>>>>>

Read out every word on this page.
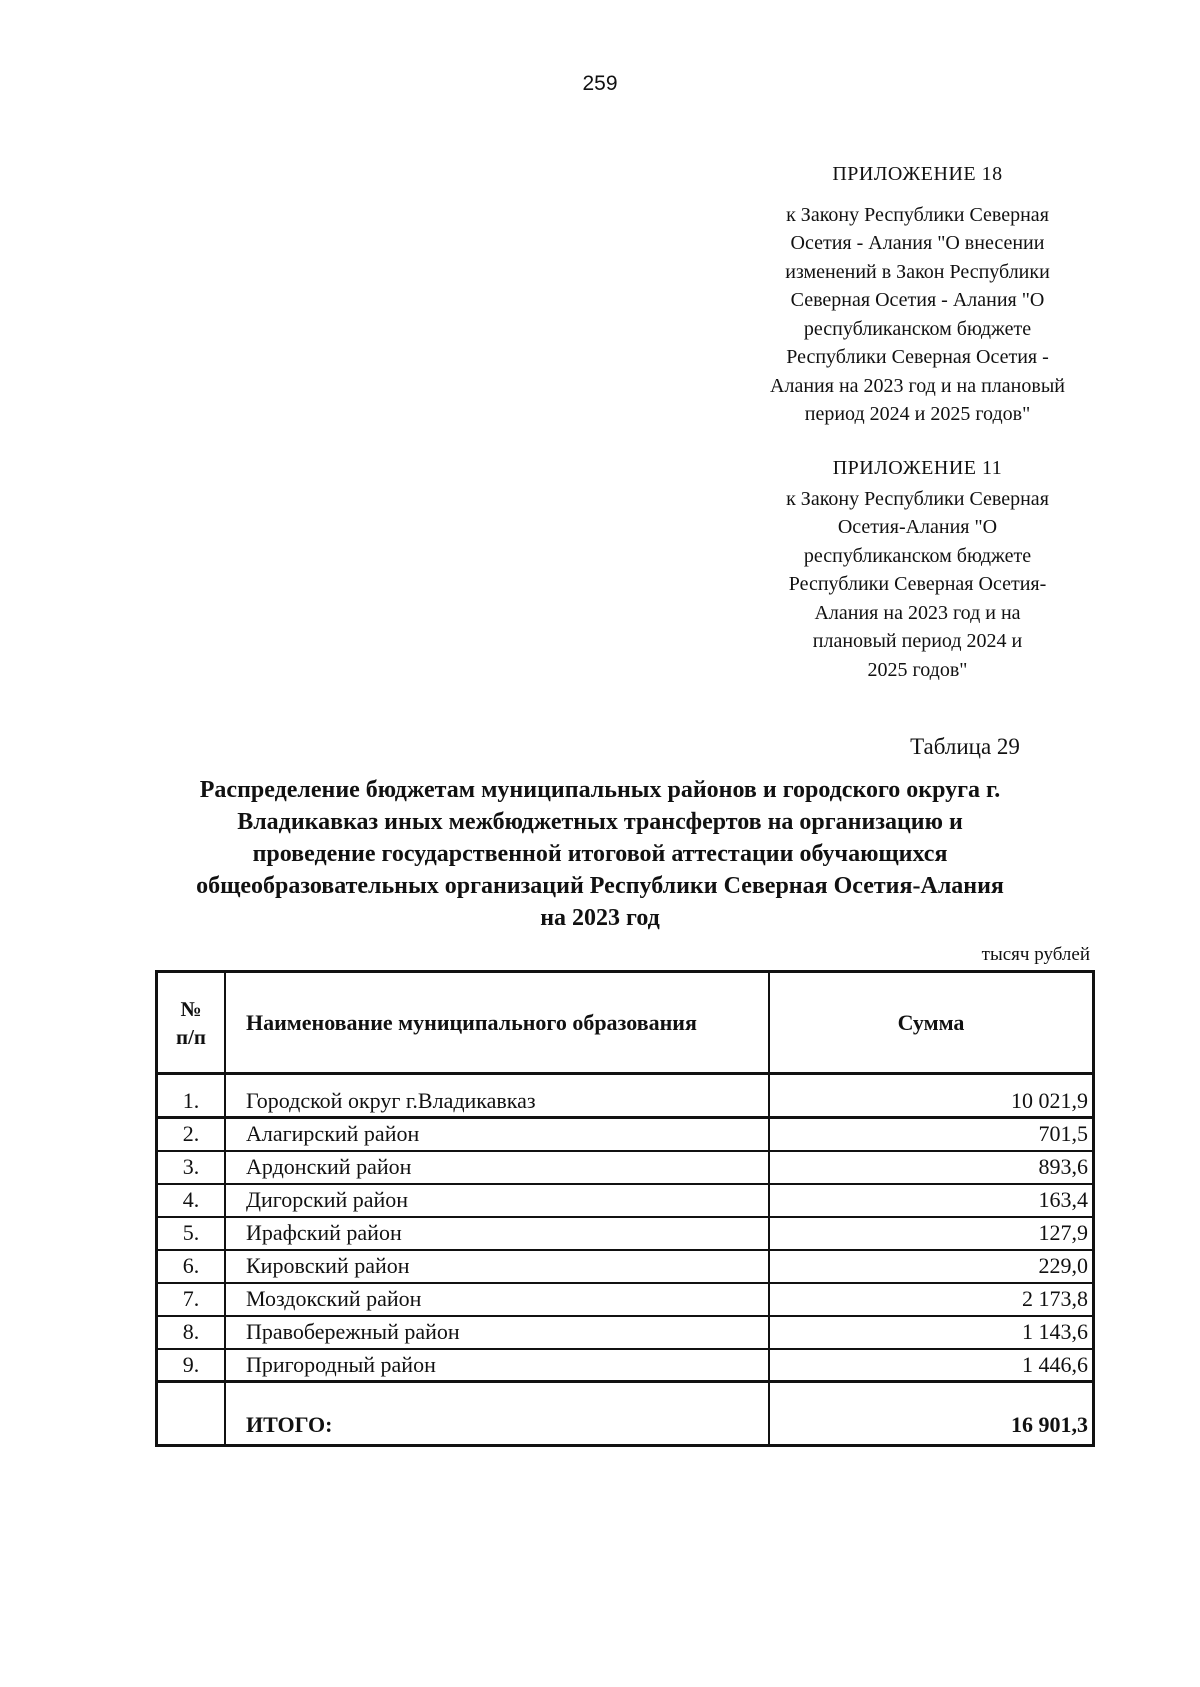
259
ПРИЛОЖЕНИЕ 18
к Закону Республики Северная
Осетия - Алания "О внесении
изменений в Закон Республики
Северная Осетия - Алания "О
республиканском бюджете
Республики Северная Осетия -
Алания на 2023 год и на плановый
период 2024 и 2025 годов"
ПРИЛОЖЕНИЕ 11
к Закону Республики Северная
Осетия-Алания "О
республиканском бюджете
Республики Северная Осетия-
Алания на 2023 год и на
плановый период 2024 и
2025 годов"
Таблица 29
Распределение бюджетам муниципальных районов и городского округа г.
Владикавказ иных межбюджетных трансфертов на организацию и
проведение государственной итоговой аттестации обучающихся
общеобразовательных организаций Республики Северная Осетия-Алания
на 2023 год
тысяч рублей
№
п/п	Наименование муниципального образования	Сумма
1.	Городской округ г.Владикавказ	10 021,9
2.	Алагирский район	701,5
3.	Ардонский район	893,6
4.	Дигорский район	163,4
5.	Ирафский район	127,9
6.	Кировский район	229,0
7.	Моздокский район	2 173,8
8.	Правобережный район	1 143,6
9.	Пригородный район	1 446,6
	ИТОГО:	16 901,3
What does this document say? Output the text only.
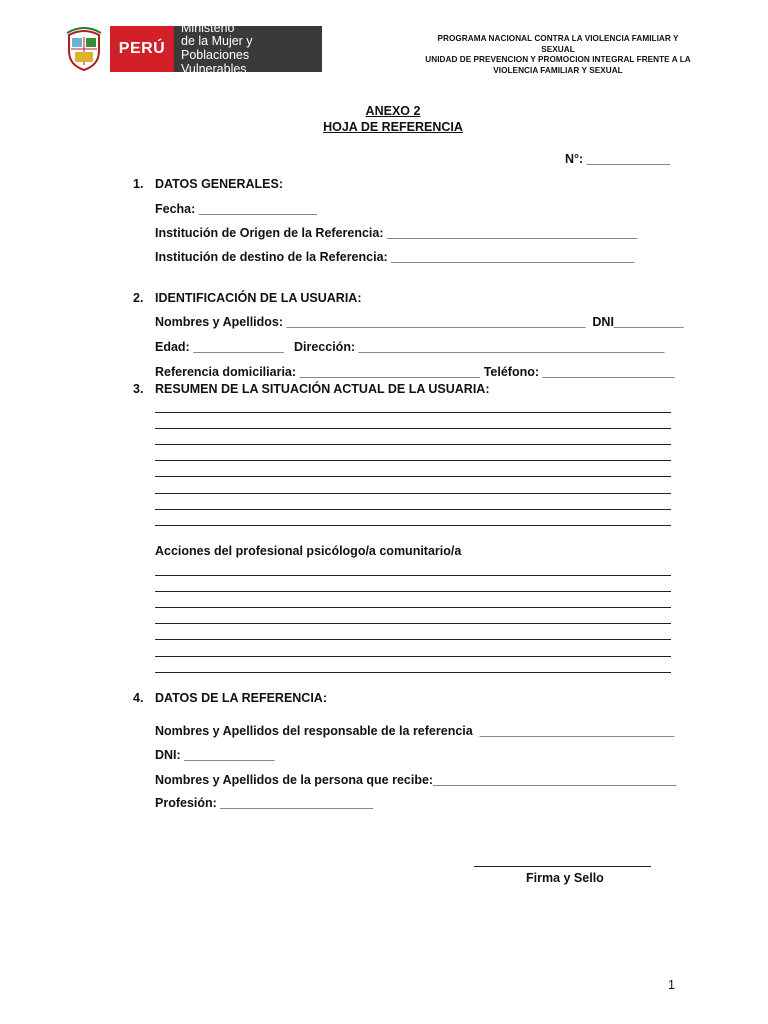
PERÚ
Ministerio
de la Mujer y
Poblaciones Vulnerables
PROGRAMA NACIONAL CONTRA LA VIOLENCIA FAMILIAR Y SEXUAL
UNIDAD DE PREVENCION Y PROMOCION INTEGRAL FRENTE A LA
VIOLENCIA FAMILIAR Y SEXUAL
ANEXO 2
HOJA DE REFERENCIA
N°: ____________
1. DATOS GENERALES:
Fecha: _________________
Institución de Origen de la Referencia: ____________________________________
Institución de destino de la Referencia: ___________________________________
2. IDENTIFICACIÓN DE LA USUARIA:
Nombres y Apellidos: ___________________________________________  DNI__________
Edad: _____________   Dirección: ____________________________________________
Referencia domiciliaria: __________________________ Teléfono: ___________________
3. RESUMEN DE LA SITUACIÓN ACTUAL DE LA USUARIA:
Acciones del profesional psicólogo/a comunitario/a
4. DATOS DE LA REFERENCIA:
Nombres y Apellidos del responsable de la referencia  ____________________________
DNI: _____________
Nombres y Apellidos de la persona que recibe:___________________________________
Profesión: ______________________
Firma y Sello
1
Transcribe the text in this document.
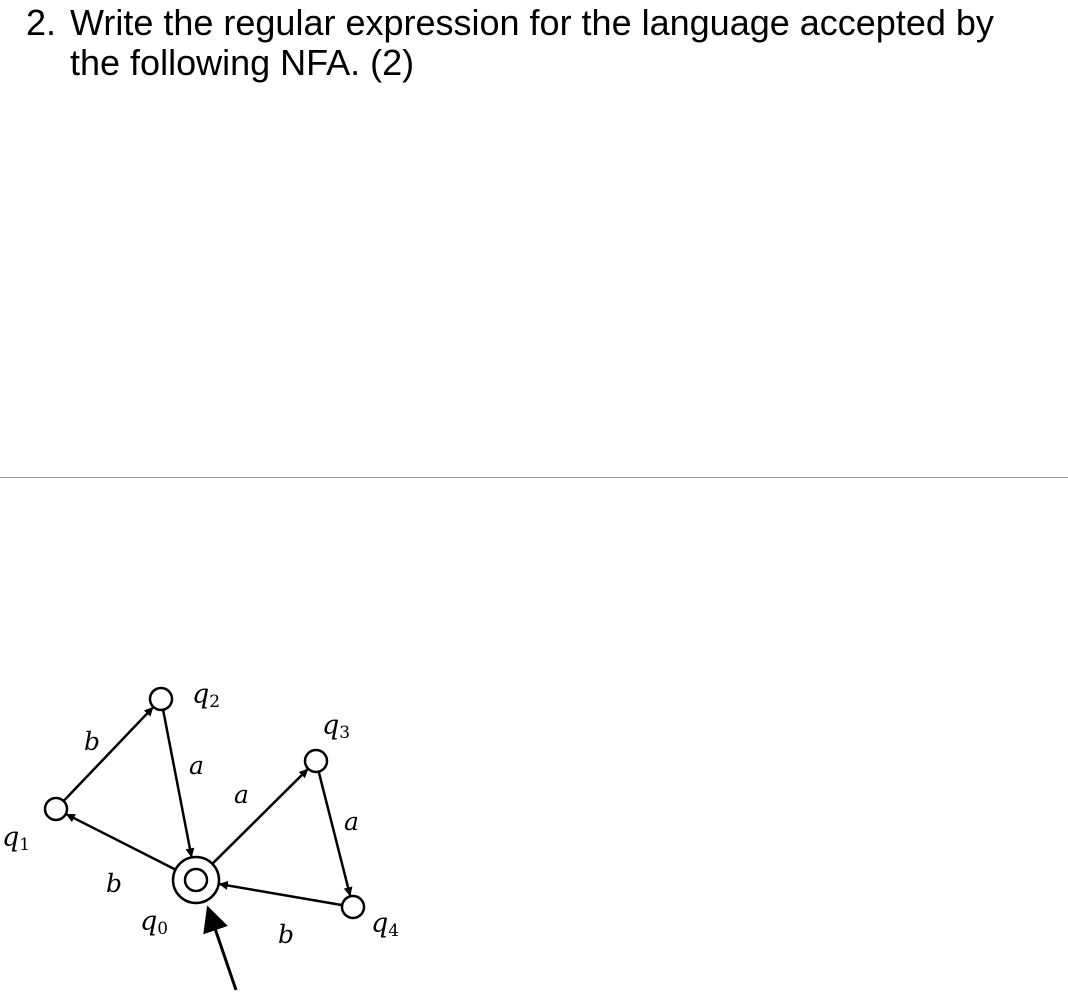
2. Write the regular expression for the language accepted by the following NFA. (2)
b
b
a
a
a
b
q0
q1
q2
q3
q4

<<<<<

## Exercise prompt
Copy the material above in full and exactly, skipping pictures.

## Output of the exercise
Read out every word on this page.
259
ПРИЛОЖЕНИЕ 18
к Закону Республики Северная
Осетия - Алания "О внесении
изменений в Закон Республики
Северная Осетия - Алания "О
республиканском бюджете
Республики Северная Осетия -
Алания на 2023 год и на плановый
период 2024 и 2025 годов"
ПРИЛОЖЕНИЕ 11
к Закону Республики Северная
Осетия-Алания "О
республиканском бюджете
Республики Северная Осетия-
Алания на 2023 год и на
плановый период 2024 и
2025 годов"
Таблица 29
Распределение бюджетам муниципальных районов и городского округа г.
Владикавказ иных межбюджетных трансфертов на организацию и
проведение государственной итоговой аттестации обучающихся
общеобразовательных организаций Республики Северная Осетия-Алания
на 2023 год
тысяч рублей
№
п/п	Наименование муниципального образования	Сумма
1.	Городской округ г.Владикавказ	10 021,9
2.	Алагирский район	701,5
3.	Ардонский район	893,6
4.	Дигорский район	163,4
5.	Ирафский район	127,9
6.	Кировский район	229,0
7.	Моздокский район	2 173,8
8.	Правобережный район	1 143,6
9.	Пригородный район	1 446,6
	ИТОГО:	16 901,3
What does this document say? Output the text only.
PERÚ
Ministerio
de la Mujer y
Poblaciones Vulnerables
PROGRAMA NACIONAL CONTRA LA VIOLENCIA FAMILIAR Y SEXUAL
UNIDAD DE PREVENCION Y PROMOCION INTEGRAL FRENTE A LA
VIOLENCIA FAMILIAR Y SEXUAL
ANEXO 2
HOJA DE REFERENCIA
N°: ____________
1. DATOS GENERALES:
Fecha: _________________
Institución de Origen de la Referencia: ____________________________________
Institución de destino de la Referencia: ___________________________________
2. IDENTIFICACIÓN DE LA USUARIA:
Nombres y Apellidos: ___________________________________________  DNI__________
Edad: _____________   Dirección: ____________________________________________
Referencia domiciliaria: __________________________ Teléfono: ___________________
3. RESUMEN DE LA SITUACIÓN ACTUAL DE LA USUARIA:
Acciones del profesional psicólogo/a comunitario/a
4. DATOS DE LA REFERENCIA:
Nombres y Apellidos del responsable de la referencia  ____________________________
DNI: _____________
Nombres y Apellidos de la persona que recibe:___________________________________
Profesión: ______________________
Firma y Sello
1
Transcribe the text in this document.
2. Write the regular expression for the language accepted by the following NFA. (2)
b
b
a
a
a
b
q0
q1
q2
q3
q4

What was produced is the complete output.